## Exercise details:
Identify each line holding the string "task" and copy it.
-- start --
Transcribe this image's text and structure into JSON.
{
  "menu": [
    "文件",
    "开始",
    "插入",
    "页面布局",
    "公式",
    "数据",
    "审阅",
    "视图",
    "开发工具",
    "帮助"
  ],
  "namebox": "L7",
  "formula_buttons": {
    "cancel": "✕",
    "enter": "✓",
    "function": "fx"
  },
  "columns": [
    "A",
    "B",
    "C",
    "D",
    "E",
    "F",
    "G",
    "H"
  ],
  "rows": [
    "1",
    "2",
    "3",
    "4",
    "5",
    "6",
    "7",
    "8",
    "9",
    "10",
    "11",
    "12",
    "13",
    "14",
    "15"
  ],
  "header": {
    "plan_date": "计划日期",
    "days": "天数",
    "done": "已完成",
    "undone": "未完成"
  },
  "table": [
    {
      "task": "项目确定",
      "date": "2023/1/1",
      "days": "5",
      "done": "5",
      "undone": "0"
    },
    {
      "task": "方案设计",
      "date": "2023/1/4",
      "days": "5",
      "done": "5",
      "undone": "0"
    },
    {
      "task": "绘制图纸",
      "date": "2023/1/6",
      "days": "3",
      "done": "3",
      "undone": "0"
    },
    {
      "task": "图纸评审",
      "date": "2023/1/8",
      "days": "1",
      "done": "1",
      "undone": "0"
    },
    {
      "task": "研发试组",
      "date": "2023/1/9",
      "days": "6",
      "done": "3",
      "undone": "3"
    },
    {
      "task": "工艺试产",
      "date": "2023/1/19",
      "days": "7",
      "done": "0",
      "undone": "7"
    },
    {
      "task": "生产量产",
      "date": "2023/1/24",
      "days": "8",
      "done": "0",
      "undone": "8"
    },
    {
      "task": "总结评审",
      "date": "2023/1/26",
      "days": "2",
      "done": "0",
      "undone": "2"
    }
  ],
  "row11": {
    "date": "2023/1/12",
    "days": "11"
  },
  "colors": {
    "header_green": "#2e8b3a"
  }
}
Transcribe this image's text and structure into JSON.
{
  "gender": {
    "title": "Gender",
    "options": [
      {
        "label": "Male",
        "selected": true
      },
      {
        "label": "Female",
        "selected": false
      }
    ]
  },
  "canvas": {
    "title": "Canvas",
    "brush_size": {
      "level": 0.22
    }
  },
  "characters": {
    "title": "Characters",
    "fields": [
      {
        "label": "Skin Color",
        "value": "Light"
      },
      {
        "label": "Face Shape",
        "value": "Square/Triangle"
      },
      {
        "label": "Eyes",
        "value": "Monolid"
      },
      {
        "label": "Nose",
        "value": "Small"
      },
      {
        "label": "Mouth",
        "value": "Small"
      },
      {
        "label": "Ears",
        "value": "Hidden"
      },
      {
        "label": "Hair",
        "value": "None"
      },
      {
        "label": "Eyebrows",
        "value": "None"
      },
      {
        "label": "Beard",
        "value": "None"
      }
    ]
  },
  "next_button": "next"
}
-- end --
-- start --
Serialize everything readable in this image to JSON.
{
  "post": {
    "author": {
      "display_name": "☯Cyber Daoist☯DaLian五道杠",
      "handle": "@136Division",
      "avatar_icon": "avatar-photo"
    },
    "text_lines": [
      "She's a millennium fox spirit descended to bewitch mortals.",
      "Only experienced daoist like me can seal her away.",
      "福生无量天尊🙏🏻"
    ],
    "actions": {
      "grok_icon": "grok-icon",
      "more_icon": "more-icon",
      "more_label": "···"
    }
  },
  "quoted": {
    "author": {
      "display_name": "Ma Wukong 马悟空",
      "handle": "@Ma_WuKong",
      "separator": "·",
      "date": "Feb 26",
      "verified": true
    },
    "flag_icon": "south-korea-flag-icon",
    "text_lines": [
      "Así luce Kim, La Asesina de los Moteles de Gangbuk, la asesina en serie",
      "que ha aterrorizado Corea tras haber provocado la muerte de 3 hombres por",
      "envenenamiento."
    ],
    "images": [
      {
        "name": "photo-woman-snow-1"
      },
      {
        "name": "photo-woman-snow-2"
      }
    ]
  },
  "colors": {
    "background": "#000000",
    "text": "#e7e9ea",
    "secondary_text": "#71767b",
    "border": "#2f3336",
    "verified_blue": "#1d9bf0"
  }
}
-- end --
## Finished exercise:
      "task": "项目确定",
      "task": "方案设计",
      "task": "绘制图纸",
      "task": "图纸评审",
      "task": "研发试组",
      "task": "工艺试产",
      "task": "生产量产",
      "task": "总结评审",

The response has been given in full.